■ **Direction**:
Set down every line of the records below unchanged, leaving out the pictures.

■ **Given records**:
* START *

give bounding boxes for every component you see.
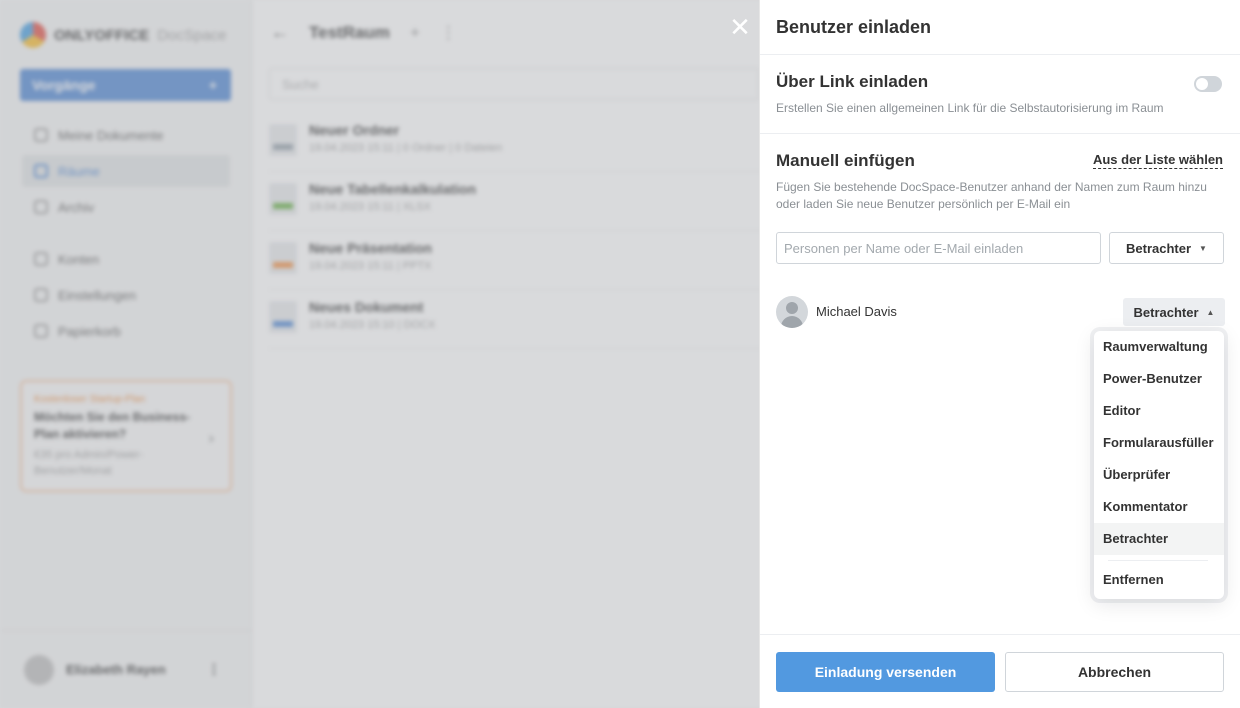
menu-divider <box>1108 560 1208 561</box>
caret-down-icon: ▼ <box>1199 243 1207 253</box>
avatar-shoulders <box>781 316 803 328</box>
role-option-form-filler[interactable]: Formularausfüller <box>1094 427 1224 459</box>
choose-from-list-link[interactable]: Aus der Liste wählen <box>1092 152 1223 169</box>
invite-link-toggle[interactable] <box>1194 76 1222 92</box>
panel-footer: Einladung versenden Abbrechen <box>760 634 1240 708</box>
invite-search-input[interactable] <box>776 232 1101 264</box>
manual-add-description: Fügen Sie bestehende DocSpace-Benutzer a… <box>776 180 1207 211</box>
invite-link-section: Über Link einladen Erstellen Sie einen a… <box>760 55 1240 134</box>
role-option-room-admin[interactable]: Raumverwaltung <box>1094 331 1224 363</box>
invite-users-panel: Benutzer einladen Über Link einladen Ers… <box>759 0 1240 708</box>
avatar <box>776 296 808 328</box>
send-invitation-button[interactable]: Einladung versenden <box>776 652 995 692</box>
close-icon[interactable]: ✕ <box>728 14 752 40</box>
role-option-editor[interactable]: Editor <box>1094 395 1224 427</box>
default-role-label: Betrachter <box>1126 240 1192 256</box>
invited-user-row: Michael Davis Betrachter ▲ <box>776 296 1226 328</box>
panel-title: Benutzer einladen <box>776 17 932 37</box>
invited-user-name: Michael Davis <box>816 304 897 319</box>
role-option-remove[interactable]: Entfernen <box>1094 564 1224 596</box>
role-dropdown-menu: Raumverwaltung Power-Benutzer Editor For… <box>1094 331 1224 599</box>
invite-link-description: Erstellen Sie einen allgemeinen Link für… <box>776 101 1164 115</box>
toggle-knob <box>1196 78 1208 90</box>
role-option-commenter[interactable]: Kommentator <box>1094 491 1224 523</box>
avatar-head <box>786 302 798 314</box>
caret-up-icon: ▲ <box>1206 307 1215 317</box>
invited-user-role-select[interactable]: Betrachter ▲ <box>1123 298 1225 326</box>
manual-add-title: Manuell einfügen <box>776 151 915 170</box>
role-option-viewer[interactable]: Betrachter <box>1094 523 1224 555</box>
cancel-button[interactable]: Abbrechen <box>1005 652 1224 692</box>
default-role-select[interactable]: Betrachter ▼ <box>1109 232 1224 264</box>
panel-header: Benutzer einladen <box>760 0 1240 55</box>
invited-user-role-label: Betrachter <box>1133 304 1199 320</box>
role-option-power-user[interactable]: Power-Benutzer <box>1094 363 1224 395</box>
invite-link-title: Über Link einladen <box>776 72 929 91</box>
role-option-reviewer[interactable]: Überprüfer <box>1094 459 1224 491</box>
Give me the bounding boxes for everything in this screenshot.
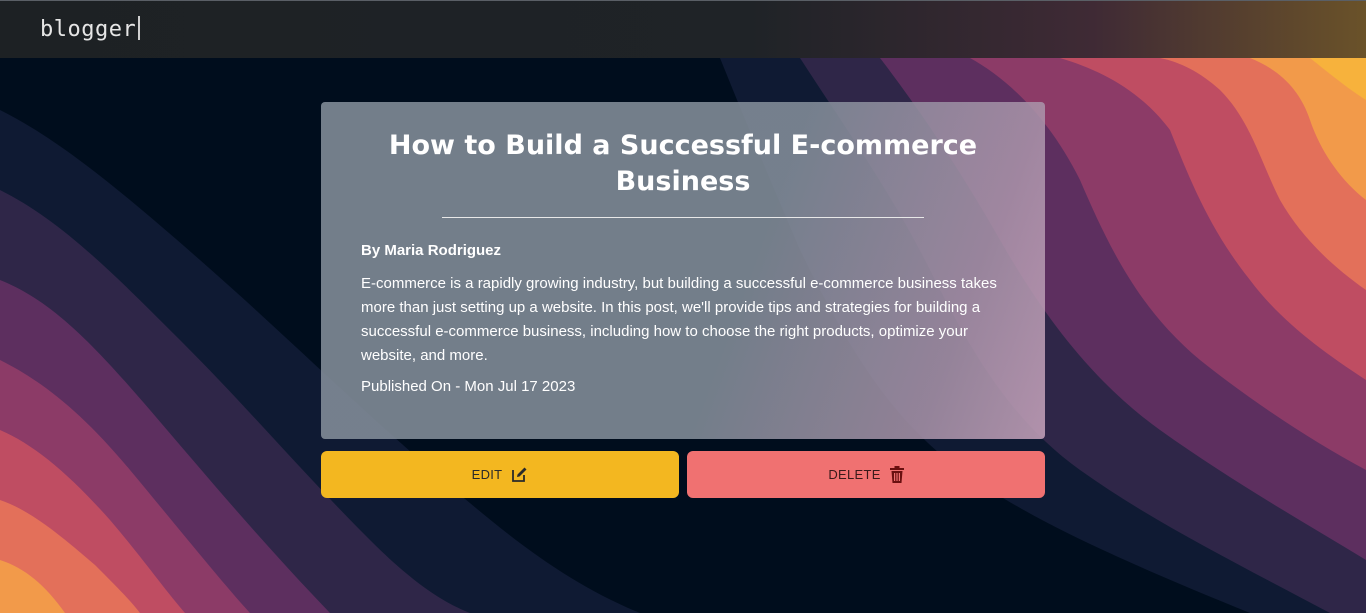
post-author: By Maria Rodriguez: [361, 242, 502, 259]
edit-icon: [511, 466, 528, 483]
trash-icon: [889, 466, 904, 483]
brand-text: blogger: [40, 17, 137, 42]
post-title: How to Build a Successful E-commerce Bus…: [388, 130, 978, 197]
page: blogger How to Build a Successful E-comm…: [0, 0, 1366, 613]
edit-button-label: EDIT: [471, 467, 503, 482]
navbar: blogger: [0, 0, 1366, 58]
title-divider: [442, 217, 924, 218]
cursor-caret: [138, 16, 141, 40]
post-body: E-commerce is a rapidly growing industry…: [361, 275, 997, 364]
brand-logo[interactable]: blogger: [40, 16, 141, 42]
edit-button[interactable]: EDIT: [321, 451, 679, 498]
delete-button[interactable]: DELETE: [687, 451, 1045, 498]
post-published-date: Published On - Mon Jul 17 2023: [361, 378, 576, 395]
delete-button-label: DELETE: [828, 467, 881, 482]
post-card: How to Build a Successful E-commerce Bus…: [321, 102, 1045, 439]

* END *

■ **Output of the task**:
give bounding boxes for every component you see.
menu-divider <box>1108 560 1208 561</box>
caret-down-icon: ▼ <box>1199 243 1207 253</box>
avatar-shoulders <box>781 316 803 328</box>
role-option-form-filler[interactable]: Formularausfüller <box>1094 427 1224 459</box>
choose-from-list-link[interactable]: Aus der Liste wählen <box>1092 152 1223 169</box>
invite-link-toggle[interactable] <box>1194 76 1222 92</box>
panel-footer: Einladung versenden Abbrechen <box>760 634 1240 708</box>
invite-search-input[interactable] <box>776 232 1101 264</box>
manual-add-description: Fügen Sie bestehende DocSpace-Benutzer a… <box>776 180 1207 211</box>
invite-link-section: Über Link einladen Erstellen Sie einen a… <box>760 55 1240 134</box>
role-option-room-admin[interactable]: Raumverwaltung <box>1094 331 1224 363</box>
invite-users-panel: Benutzer einladen Über Link einladen Ers… <box>759 0 1240 708</box>
avatar <box>776 296 808 328</box>
send-invitation-button[interactable]: Einladung versenden <box>776 652 995 692</box>
close-icon[interactable]: ✕ <box>728 14 752 40</box>
role-option-editor[interactable]: Editor <box>1094 395 1224 427</box>
default-role-label: Betrachter <box>1126 240 1192 256</box>
invited-user-row: Michael Davis Betrachter ▲ <box>776 296 1226 328</box>
panel-title: Benutzer einladen <box>776 17 932 37</box>
invited-user-name: Michael Davis <box>816 304 897 319</box>
role-option-remove[interactable]: Entfernen <box>1094 564 1224 596</box>
role-dropdown-menu: Raumverwaltung Power-Benutzer Editor For… <box>1094 331 1224 599</box>
invite-link-description: Erstellen Sie einen allgemeinen Link für… <box>776 101 1164 115</box>
toggle-knob <box>1196 78 1208 90</box>
role-option-commenter[interactable]: Kommentator <box>1094 491 1224 523</box>
avatar-head <box>786 302 798 314</box>
caret-up-icon: ▲ <box>1206 307 1215 317</box>
invited-user-role-select[interactable]: Betrachter ▲ <box>1123 298 1225 326</box>
manual-add-title: Manuell einfügen <box>776 151 915 170</box>
role-option-viewer[interactable]: Betrachter <box>1094 523 1224 555</box>
cancel-button[interactable]: Abbrechen <box>1005 652 1224 692</box>
default-role-select[interactable]: Betrachter ▼ <box>1109 232 1224 264</box>
panel-header: Benutzer einladen <box>760 0 1240 55</box>
invited-user-role-label: Betrachter <box>1133 304 1199 320</box>
role-option-power-user[interactable]: Power-Benutzer <box>1094 363 1224 395</box>
invite-link-title: Über Link einladen <box>776 72 929 91</box>
role-option-reviewer[interactable]: Überprüfer <box>1094 459 1224 491</box>
Give me the bounding boxes for everything in this screenshot.
post-author: By Maria Rodriguez: [361, 242, 502, 259]
edit-icon: [511, 466, 528, 483]
trash-icon: [889, 466, 904, 483]
brand-text: blogger: [40, 17, 137, 42]
post-title: How to Build a Successful E-commerce Bus…: [388, 130, 978, 197]
page: blogger How to Build a Successful E-comm…: [0, 0, 1366, 613]
edit-button-label: EDIT: [471, 467, 503, 482]
navbar: blogger: [0, 0, 1366, 58]
title-divider: [442, 217, 924, 218]
cursor-caret: [138, 16, 141, 40]
post-body: E-commerce is a rapidly growing industry…: [361, 275, 997, 364]
brand-logo[interactable]: blogger: [40, 16, 141, 42]
edit-button[interactable]: EDIT: [321, 451, 679, 498]
delete-button[interactable]: DELETE: [687, 451, 1045, 498]
post-published-date: Published On - Mon Jul 17 2023: [361, 378, 576, 395]
delete-button-label: DELETE: [828, 467, 881, 482]
post-card: How to Build a Successful E-commerce Bus…: [321, 102, 1045, 439]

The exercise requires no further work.